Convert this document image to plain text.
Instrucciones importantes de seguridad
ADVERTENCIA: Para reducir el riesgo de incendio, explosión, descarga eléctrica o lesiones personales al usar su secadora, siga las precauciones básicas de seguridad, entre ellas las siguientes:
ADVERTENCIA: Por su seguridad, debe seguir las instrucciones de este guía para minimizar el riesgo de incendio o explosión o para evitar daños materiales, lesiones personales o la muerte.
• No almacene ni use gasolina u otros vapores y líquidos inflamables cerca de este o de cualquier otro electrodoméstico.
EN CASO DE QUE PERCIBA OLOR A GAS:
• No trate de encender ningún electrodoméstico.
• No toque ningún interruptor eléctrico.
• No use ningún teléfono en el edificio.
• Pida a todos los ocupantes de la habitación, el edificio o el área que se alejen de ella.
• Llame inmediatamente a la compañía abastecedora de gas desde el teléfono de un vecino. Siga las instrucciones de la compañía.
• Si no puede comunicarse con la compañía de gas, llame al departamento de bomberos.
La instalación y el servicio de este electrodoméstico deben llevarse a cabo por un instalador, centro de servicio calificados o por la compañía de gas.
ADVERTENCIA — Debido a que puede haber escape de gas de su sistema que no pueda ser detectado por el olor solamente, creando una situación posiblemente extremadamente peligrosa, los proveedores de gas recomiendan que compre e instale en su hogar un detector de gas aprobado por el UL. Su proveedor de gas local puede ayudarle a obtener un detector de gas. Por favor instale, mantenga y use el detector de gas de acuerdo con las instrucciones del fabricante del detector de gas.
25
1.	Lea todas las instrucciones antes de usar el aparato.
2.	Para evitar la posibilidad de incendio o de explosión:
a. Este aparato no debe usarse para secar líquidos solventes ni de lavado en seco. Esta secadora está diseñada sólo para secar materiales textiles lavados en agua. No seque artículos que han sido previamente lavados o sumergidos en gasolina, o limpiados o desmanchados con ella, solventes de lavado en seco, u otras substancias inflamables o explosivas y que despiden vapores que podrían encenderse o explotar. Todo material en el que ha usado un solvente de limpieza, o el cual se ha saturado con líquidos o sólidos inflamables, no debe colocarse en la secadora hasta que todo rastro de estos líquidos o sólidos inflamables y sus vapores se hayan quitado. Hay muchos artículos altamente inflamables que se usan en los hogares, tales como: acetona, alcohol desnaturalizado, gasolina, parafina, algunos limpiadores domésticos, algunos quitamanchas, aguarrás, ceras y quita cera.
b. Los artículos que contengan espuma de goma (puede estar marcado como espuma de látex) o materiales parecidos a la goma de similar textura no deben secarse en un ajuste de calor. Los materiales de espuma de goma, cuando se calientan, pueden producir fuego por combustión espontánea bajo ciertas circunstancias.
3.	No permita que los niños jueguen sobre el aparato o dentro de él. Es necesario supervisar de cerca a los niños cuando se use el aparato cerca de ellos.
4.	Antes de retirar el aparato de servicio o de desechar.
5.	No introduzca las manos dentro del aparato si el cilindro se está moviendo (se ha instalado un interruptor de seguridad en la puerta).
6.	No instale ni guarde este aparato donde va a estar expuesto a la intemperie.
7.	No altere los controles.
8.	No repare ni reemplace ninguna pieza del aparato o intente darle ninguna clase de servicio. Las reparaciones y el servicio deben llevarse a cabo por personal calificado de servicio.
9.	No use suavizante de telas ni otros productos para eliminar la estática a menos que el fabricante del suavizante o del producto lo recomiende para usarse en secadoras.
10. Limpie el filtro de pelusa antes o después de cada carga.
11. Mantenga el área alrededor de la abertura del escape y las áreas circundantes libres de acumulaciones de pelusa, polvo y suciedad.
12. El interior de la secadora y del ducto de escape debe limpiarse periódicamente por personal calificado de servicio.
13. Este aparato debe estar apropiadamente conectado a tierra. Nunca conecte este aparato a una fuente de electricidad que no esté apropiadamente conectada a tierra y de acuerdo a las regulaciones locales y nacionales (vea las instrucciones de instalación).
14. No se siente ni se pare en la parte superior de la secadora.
○ ○ ○ ○
Request
Each entry above is to be quoted exactly.

Written response
Convert this document image to plain text.
Instrucciones importantes de seguridad
ADVERTENCIA: Para reducir el riesgo de incendio, explosión, descarga eléctrica o lesiones personales al usar su secadora, siga las precauciones básicas de seguridad, entre ellas las siguientes:
ADVERTENCIA: Por su seguridad, debe seguir las instrucciones de este guía para minimizar el riesgo de incendio o explosión o para evitar daños materiales, lesiones personales o la muerte.
• No almacene ni use gasolina u otros vapores y líquidos inflamables cerca de este o de cualquier otro electrodoméstico.
EN CASO DE QUE PERCIBA OLOR A GAS:
• No trate de encender ningún electrodoméstico.
• No toque ningún interruptor eléctrico.
• No use ningún teléfono en el edificio.
• Pida a todos los ocupantes de la habitación, el edificio o el área que se alejen de ella.
• Llame inmediatamente a la compañía abastecedora de gas desde el teléfono de un vecino. Siga las instrucciones de la compañía.
• Si no puede comunicarse con la compañía de gas, llame al departamento de bomberos.
La instalación y el servicio de este electrodoméstico deben llevarse a cabo por un instalador, centro de servicio calificados o por la compañía de gas.
ADVERTENCIA — Debido a que puede haber escape de gas de su sistema que no pueda ser detectado por el olor solamente, creando una situación posiblemente extremadamente peligrosa, los proveedores de gas recomiendan que compre e instale en su hogar un detector de gas aprobado por el UL. Su proveedor de gas local puede ayudarle a obtener un detector de gas. Por favor instale, mantenga y use el detector de gas de acuerdo con las instrucciones del fabricante del detector de gas.
25
1.	Lea todas las instrucciones antes de usar el aparato.
2.	Para evitar la posibilidad de incendio o de explosión:
a. Este aparato no debe usarse para secar líquidos solventes ni de lavado en seco. Esta secadora está diseñada sólo para secar materiales textiles lavados en agua. No seque artículos que han sido previamente lavados o sumergidos en gasolina, o limpiados o desmanchados con ella, solventes de lavado en seco, u otras substancias inflamables o explosivas y que despiden vapores que podrían encenderse o explotar. Todo material en el que ha usado un solvente de limpieza, o el cual se ha saturado con líquidos o sólidos inflamables, no debe colocarse en la secadora hasta que todo rastro de estos líquidos o sólidos inflamables y sus vapores se hayan quitado. Hay muchos artículos altamente inflamables que se usan en los hogares, tales como: acetona, alcohol desnaturalizado, gasolina, parafina, algunos limpiadores domésticos, algunos quitamanchas, aguarrás, ceras y quita cera.
b. Los artículos que contengan espuma de goma (puede estar marcado como espuma de látex) o materiales parecidos a la goma de similar textura no deben secarse en un ajuste de calor. Los materiales de espuma de goma, cuando se calientan, pueden producir fuego por combustión espontánea bajo ciertas circunstancias.
3.	No permita que los niños jueguen sobre el aparato o dentro de él. Es necesario supervisar de cerca a los niños cuando se use el aparato cerca de ellos.
4.	Antes de retirar el aparato de servicio o de desechar.
5.	No introduzca las manos dentro del aparato si el cilindro se está moviendo (se ha instalado un interruptor de seguridad en la puerta).
6.	No instale ni guarde este aparato donde va a estar expuesto a la intemperie.
7.	No altere los controles.
8.	No repare ni reemplace ninguna pieza del aparato o intente darle ninguna clase de servicio. Las reparaciones y el servicio deben llevarse a cabo por personal calificado de servicio.
9.	No use suavizante de telas ni otros productos para eliminar la estática a menos que el fabricante del suavizante o del producto lo recomiende para usarse en secadoras.
10. Limpie el filtro de pelusa antes o después de cada carga.
11. Mantenga el área alrededor de la abertura del escape y las áreas circundantes libres de acumulaciones de pelusa, polvo y suciedad.
12. El interior de la secadora y del ducto de escape debe limpiarse periódicamente por personal calificado de servicio.
13. Este aparato debe estar apropiadamente conectado a tierra. Nunca conecte este aparato a una fuente de electricidad que no esté apropiadamente conectada a tierra y de acuerdo a las regulaciones locales y nacionales (vea las instrucciones de instalación).
14. No se siente ni se pare en la parte superior de la secadora.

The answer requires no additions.